> _Aim of the exercise_:
Pull out every line with the word "color" from the entries below.

====== Excerpted records

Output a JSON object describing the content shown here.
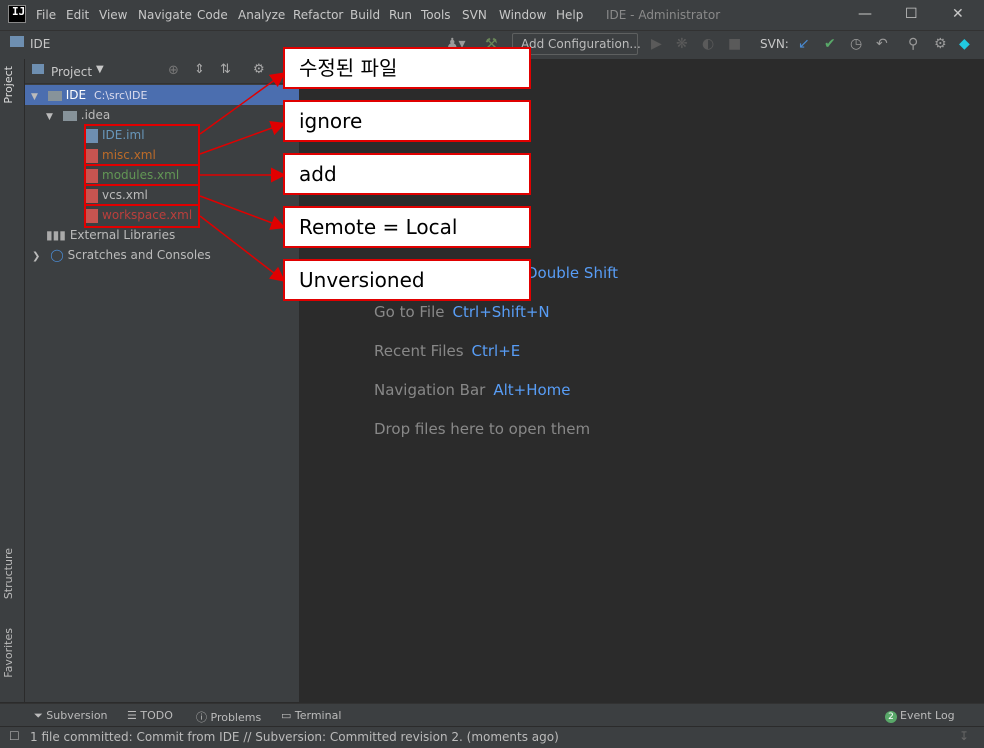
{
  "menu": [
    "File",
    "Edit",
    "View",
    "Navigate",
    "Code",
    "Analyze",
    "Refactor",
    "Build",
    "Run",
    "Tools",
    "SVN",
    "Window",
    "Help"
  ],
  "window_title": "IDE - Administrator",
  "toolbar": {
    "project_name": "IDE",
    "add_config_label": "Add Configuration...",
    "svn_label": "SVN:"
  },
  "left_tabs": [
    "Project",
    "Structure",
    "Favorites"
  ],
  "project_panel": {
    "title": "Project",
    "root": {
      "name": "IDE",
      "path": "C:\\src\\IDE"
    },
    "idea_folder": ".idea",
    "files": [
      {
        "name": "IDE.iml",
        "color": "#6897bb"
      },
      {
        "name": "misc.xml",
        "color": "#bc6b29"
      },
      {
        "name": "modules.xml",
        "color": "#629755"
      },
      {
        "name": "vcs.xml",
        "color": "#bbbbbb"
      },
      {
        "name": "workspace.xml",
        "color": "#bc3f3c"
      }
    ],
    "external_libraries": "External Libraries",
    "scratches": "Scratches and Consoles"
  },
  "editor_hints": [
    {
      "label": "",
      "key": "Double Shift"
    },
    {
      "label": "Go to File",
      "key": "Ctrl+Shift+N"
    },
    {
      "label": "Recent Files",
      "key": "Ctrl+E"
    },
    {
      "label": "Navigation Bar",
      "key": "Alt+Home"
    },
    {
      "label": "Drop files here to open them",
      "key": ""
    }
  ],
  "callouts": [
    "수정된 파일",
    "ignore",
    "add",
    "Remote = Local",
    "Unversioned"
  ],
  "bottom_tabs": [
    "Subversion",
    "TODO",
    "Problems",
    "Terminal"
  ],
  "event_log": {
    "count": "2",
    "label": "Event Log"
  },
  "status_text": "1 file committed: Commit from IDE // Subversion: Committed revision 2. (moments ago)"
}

============

> _Output for this task_:
        "color": "#6897bb"
        "color": "#bc6b29"
        "color": "#629755"
        "color": "#bbbbbb"
        "color": "#bc3f3c"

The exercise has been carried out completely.